**Extracted records:**

_ _ _ _ _

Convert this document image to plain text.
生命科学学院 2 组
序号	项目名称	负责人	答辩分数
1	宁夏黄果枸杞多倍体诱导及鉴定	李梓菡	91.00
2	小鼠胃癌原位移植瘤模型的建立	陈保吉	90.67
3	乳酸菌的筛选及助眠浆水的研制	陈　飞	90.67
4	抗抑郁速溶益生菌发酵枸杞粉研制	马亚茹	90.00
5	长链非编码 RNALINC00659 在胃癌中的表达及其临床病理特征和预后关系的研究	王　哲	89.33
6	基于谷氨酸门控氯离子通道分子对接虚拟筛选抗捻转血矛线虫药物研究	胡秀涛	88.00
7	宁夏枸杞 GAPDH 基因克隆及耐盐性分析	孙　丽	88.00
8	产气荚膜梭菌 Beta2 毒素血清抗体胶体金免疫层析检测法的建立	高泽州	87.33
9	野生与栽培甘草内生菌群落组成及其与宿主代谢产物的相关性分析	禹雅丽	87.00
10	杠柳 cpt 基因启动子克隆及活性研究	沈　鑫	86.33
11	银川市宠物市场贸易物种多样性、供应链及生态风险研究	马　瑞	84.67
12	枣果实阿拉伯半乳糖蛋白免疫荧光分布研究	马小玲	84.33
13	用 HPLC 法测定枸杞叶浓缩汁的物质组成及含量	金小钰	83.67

_ _ _ _ _

**Your instructions:**
Repeat each record in full; every line must match exactly.

**Solution:**
Convert this document image to plain text.
生命科学学院 2 组
序号	项目名称	负责人	答辩分数
1	宁夏黄果枸杞多倍体诱导及鉴定	李梓菡	91.00
2	小鼠胃癌原位移植瘤模型的建立	陈保吉	90.67
3	乳酸菌的筛选及助眠浆水的研制	陈　飞	90.67
4	抗抑郁速溶益生菌发酵枸杞粉研制	马亚茹	90.00
5	长链非编码 RNALINC00659 在胃癌中的表达及其临床病理特征和预后关系的研究	王　哲	89.33
6	基于谷氨酸门控氯离子通道分子对接虚拟筛选抗捻转血矛线虫药物研究	胡秀涛	88.00
7	宁夏枸杞 GAPDH 基因克隆及耐盐性分析	孙　丽	88.00
8	产气荚膜梭菌 Beta2 毒素血清抗体胶体金免疫层析检测法的建立	高泽州	87.33
9	野生与栽培甘草内生菌群落组成及其与宿主代谢产物的相关性分析	禹雅丽	87.00
10	杠柳 cpt 基因启动子克隆及活性研究	沈　鑫	86.33
11	银川市宠物市场贸易物种多样性、供应链及生态风险研究	马　瑞	84.67
12	枣果实阿拉伯半乳糖蛋白免疫荧光分布研究	马小玲	84.33
13	用 HPLC 法测定枸杞叶浓缩汁的物质组成及含量	金小钰	83.67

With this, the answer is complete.